Records for this task:
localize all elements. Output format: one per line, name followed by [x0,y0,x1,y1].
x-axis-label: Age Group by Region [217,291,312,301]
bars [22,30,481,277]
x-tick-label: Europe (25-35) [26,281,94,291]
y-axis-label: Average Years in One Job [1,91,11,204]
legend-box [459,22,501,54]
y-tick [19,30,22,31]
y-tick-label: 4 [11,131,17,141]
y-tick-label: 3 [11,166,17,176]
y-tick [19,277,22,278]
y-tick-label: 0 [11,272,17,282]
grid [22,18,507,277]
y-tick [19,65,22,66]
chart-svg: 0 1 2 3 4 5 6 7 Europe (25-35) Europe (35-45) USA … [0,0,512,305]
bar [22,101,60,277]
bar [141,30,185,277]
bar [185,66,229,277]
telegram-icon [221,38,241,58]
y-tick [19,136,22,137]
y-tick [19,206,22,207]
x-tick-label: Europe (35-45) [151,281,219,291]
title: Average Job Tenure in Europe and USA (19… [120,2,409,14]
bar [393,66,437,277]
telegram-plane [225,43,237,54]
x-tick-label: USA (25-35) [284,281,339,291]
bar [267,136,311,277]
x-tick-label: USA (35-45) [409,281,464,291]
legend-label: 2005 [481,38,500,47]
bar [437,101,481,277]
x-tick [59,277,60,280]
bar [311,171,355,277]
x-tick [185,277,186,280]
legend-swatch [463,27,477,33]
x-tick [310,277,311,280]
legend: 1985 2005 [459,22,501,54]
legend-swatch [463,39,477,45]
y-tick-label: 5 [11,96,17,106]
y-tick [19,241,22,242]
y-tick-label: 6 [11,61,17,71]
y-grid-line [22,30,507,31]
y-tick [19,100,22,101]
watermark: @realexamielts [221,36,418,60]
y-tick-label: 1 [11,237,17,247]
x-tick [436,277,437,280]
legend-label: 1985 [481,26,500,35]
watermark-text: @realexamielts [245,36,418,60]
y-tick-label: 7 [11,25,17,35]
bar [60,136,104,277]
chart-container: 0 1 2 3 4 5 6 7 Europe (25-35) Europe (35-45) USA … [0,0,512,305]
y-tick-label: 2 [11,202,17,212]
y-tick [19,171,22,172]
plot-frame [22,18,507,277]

Written task:
Recast everything from the start of the items down to the line containing "telegram-icon [221,38,241,58]", both included, as a Markdown table with columns Row and Entry. Put each line's number under Row and its text under Entry, and leave out blank lines.

Exercise result:
| Row | Entry |
|---|---|
| 1 | localize all elements. Output format: one per line, name followed by [x0,y0,x1,y1]. |
| 2 | x-axis-label: Age Group by Region [217,291,312,301] |
| 3 | bars [22,30,481,277] |
| 4 | x-tick-label: Europe (25-35) [26,281,94,291] |
| 5 | y-axis-label: Average Years in One Job [1,91,11,204] |
| 6 | legend-box [459,22,501,54] |
| 7 | y-tick [19,30,22,31] |
| 8 | y-tick-label: 4 [11,131,17,141] |
| 9 | y-tick-label: 3 [11,166,17,176] |
| 10 | y-tick [19,277,22,278] |
| 11 | y-tick-label: 0 [11,272,17,282] |
| 12 | grid [22,18,507,277] |
| 13 | y-tick [19,65,22,66] |
| 14 | chart-svg: 0 1 2 3 4 5 6 7 Europe (25-35) Europe (35-45) USA … [0,0,512,305] |
| 15 | bar [22,101,60,277] |
| 16 | bar [141,30,185,277] |
| 17 | bar [185,66,229,277] |
| 18 | telegram-icon [221,38,241,58] |